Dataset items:
_____

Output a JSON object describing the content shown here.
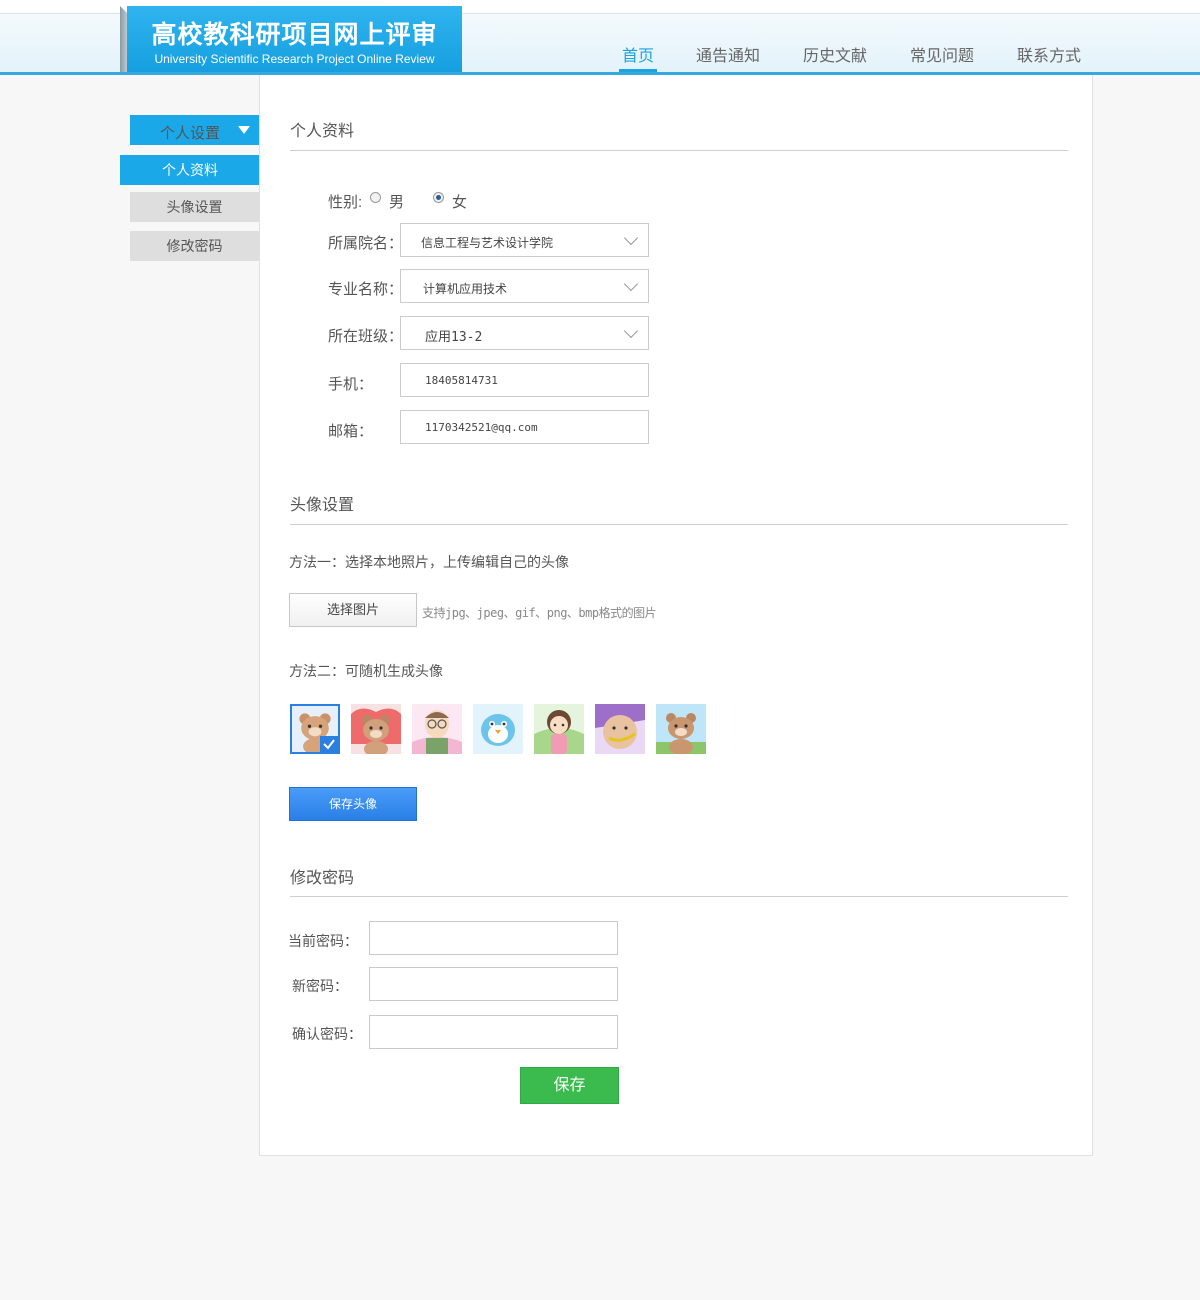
{
  "header": {
    "title": "高校教科研项目网上评审",
    "subtitle": "University Scientific Research Project Online Review",
    "nav": [
      {
        "label": "首页",
        "active": true
      },
      {
        "label": "通告通知",
        "active": false
      },
      {
        "label": "历史文献",
        "active": false
      },
      {
        "label": "常见问题",
        "active": false
      },
      {
        "label": "联系方式",
        "active": false
      }
    ]
  },
  "sidebar": {
    "head": "个人设置",
    "items": [
      {
        "label": "个人资料",
        "active": true
      },
      {
        "label": "头像设置",
        "active": false
      },
      {
        "label": "修改密码",
        "active": false
      }
    ]
  },
  "profile": {
    "title": "个人资料",
    "gender_label": "性别:",
    "gender_male": "男",
    "gender_female": "女",
    "gender_selected": "女",
    "college_label": "所属院名：",
    "college_value": "信息工程与艺术设计学院",
    "major_label": "专业名称：",
    "major_value": "计算机应用技术",
    "class_label": "所在班级：",
    "class_value": "应用13-2",
    "phone_label": "手机：",
    "phone_value": "18405814731",
    "email_label": "邮箱：",
    "email_value": "1170342521@qq.com"
  },
  "avatar": {
    "title": "头像设置",
    "method1": "方法一：选择本地照片，上传编辑自己的头像",
    "upload_button": "选择图片",
    "upload_hint": "支持jpg、jpeg、gif、png、bmp格式的图片",
    "method2": "方法二：可随机生成头像",
    "options": [
      "bear-avatar",
      "bear-heart-avatar",
      "glasses-boy-avatar",
      "blue-bird-avatar",
      "girl-avatar",
      "round-boy-avatar",
      "bear-outdoor-avatar"
    ],
    "selected_index": 0,
    "save_button": "保存头像"
  },
  "password": {
    "title": "修改密码",
    "current_label": "当前密码：",
    "new_label": "新密码：",
    "confirm_label": "确认密码：",
    "save_button": "保存"
  },
  "colors": {
    "brand": "#1aa8e8",
    "save_avatar": "#2a7fe8",
    "save": "#3bbb4e"
  }
}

_____

--- Goal of the exercise ---
Transcribe the listing in full. Omit the pictures and keep every line exact.

--- Response to this exercise ---
Output a JSON object describing the content shown here.
{
  "header": {
    "title": "高校教科研项目网上评审",
    "subtitle": "University Scientific Research Project Online Review",
    "nav": [
      {
        "label": "首页",
        "active": true
      },
      {
        "label": "通告通知",
        "active": false
      },
      {
        "label": "历史文献",
        "active": false
      },
      {
        "label": "常见问题",
        "active": false
      },
      {
        "label": "联系方式",
        "active": false
      }
    ]
  },
  "sidebar": {
    "head": "个人设置",
    "items": [
      {
        "label": "个人资料",
        "active": true
      },
      {
        "label": "头像设置",
        "active": false
      },
      {
        "label": "修改密码",
        "active": false
      }
    ]
  },
  "profile": {
    "title": "个人资料",
    "gender_label": "性别:",
    "gender_male": "男",
    "gender_female": "女",
    "gender_selected": "女",
    "college_label": "所属院名：",
    "college_value": "信息工程与艺术设计学院",
    "major_label": "专业名称：",
    "major_value": "计算机应用技术",
    "class_label": "所在班级：",
    "class_value": "应用13-2",
    "phone_label": "手机：",
    "phone_value": "18405814731",
    "email_label": "邮箱：",
    "email_value": "1170342521@qq.com"
  },
  "avatar": {
    "title": "头像设置",
    "method1": "方法一：选择本地照片，上传编辑自己的头像",
    "upload_button": "选择图片",
    "upload_hint": "支持jpg、jpeg、gif、png、bmp格式的图片",
    "method2": "方法二：可随机生成头像",
    "options": [
      "bear-avatar",
      "bear-heart-avatar",
      "glasses-boy-avatar",
      "blue-bird-avatar",
      "girl-avatar",
      "round-boy-avatar",
      "bear-outdoor-avatar"
    ],
    "selected_index": 0,
    "save_button": "保存头像"
  },
  "password": {
    "title": "修改密码",
    "current_label": "当前密码：",
    "new_label": "新密码：",
    "confirm_label": "确认密码：",
    "save_button": "保存"
  },
  "colors": {
    "brand": "#1aa8e8",
    "save_avatar": "#2a7fe8",
    "save": "#3bbb4e"
  }
}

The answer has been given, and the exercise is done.